== EXERCISE ==
How many lines of the data hold the word "JSON"? State the number and nothing else.
━━━ DATASET ROWS ━━━
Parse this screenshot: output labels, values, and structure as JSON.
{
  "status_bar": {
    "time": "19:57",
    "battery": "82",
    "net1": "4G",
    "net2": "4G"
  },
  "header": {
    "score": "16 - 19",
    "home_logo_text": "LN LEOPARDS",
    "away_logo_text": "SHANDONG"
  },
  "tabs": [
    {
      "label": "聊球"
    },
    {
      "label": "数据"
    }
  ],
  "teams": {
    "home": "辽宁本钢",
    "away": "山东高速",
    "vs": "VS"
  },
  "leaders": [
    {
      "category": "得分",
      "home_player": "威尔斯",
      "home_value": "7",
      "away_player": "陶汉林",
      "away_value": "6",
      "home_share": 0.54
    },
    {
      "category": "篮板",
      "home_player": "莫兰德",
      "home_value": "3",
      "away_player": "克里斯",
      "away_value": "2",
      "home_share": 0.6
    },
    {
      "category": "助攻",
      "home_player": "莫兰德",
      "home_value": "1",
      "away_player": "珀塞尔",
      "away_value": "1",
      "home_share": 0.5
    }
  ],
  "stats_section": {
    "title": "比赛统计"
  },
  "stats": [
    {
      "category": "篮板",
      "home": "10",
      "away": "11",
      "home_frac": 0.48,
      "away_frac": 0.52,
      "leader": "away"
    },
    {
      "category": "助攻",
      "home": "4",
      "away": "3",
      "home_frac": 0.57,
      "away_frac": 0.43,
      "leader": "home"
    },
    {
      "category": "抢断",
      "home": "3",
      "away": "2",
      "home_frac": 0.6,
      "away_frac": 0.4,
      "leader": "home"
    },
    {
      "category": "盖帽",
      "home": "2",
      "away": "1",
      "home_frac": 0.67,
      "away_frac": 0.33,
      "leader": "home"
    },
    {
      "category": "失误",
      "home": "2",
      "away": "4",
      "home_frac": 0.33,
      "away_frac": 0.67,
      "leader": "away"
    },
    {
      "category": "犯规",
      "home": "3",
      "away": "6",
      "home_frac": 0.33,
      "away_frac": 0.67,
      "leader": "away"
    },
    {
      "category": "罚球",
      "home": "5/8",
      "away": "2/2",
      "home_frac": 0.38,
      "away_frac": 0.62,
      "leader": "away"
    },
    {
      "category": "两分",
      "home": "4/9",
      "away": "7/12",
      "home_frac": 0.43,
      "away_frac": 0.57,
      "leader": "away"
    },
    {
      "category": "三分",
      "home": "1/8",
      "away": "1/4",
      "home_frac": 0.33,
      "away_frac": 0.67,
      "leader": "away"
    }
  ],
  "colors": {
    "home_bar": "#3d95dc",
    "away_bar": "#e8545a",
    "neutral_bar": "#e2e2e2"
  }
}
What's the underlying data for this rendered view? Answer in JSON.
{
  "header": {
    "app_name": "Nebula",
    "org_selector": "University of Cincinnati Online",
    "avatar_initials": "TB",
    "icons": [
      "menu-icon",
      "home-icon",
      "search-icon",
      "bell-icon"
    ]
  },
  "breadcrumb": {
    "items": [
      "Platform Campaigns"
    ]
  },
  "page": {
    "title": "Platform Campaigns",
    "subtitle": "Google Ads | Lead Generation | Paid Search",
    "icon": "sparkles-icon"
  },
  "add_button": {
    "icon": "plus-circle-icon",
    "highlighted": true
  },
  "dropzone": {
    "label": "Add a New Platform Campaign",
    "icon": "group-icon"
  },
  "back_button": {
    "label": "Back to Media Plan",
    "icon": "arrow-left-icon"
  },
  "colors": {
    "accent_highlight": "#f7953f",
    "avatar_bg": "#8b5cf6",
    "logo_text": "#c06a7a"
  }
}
━━━
== SOLUTION TO THIS EXERCISE ==
2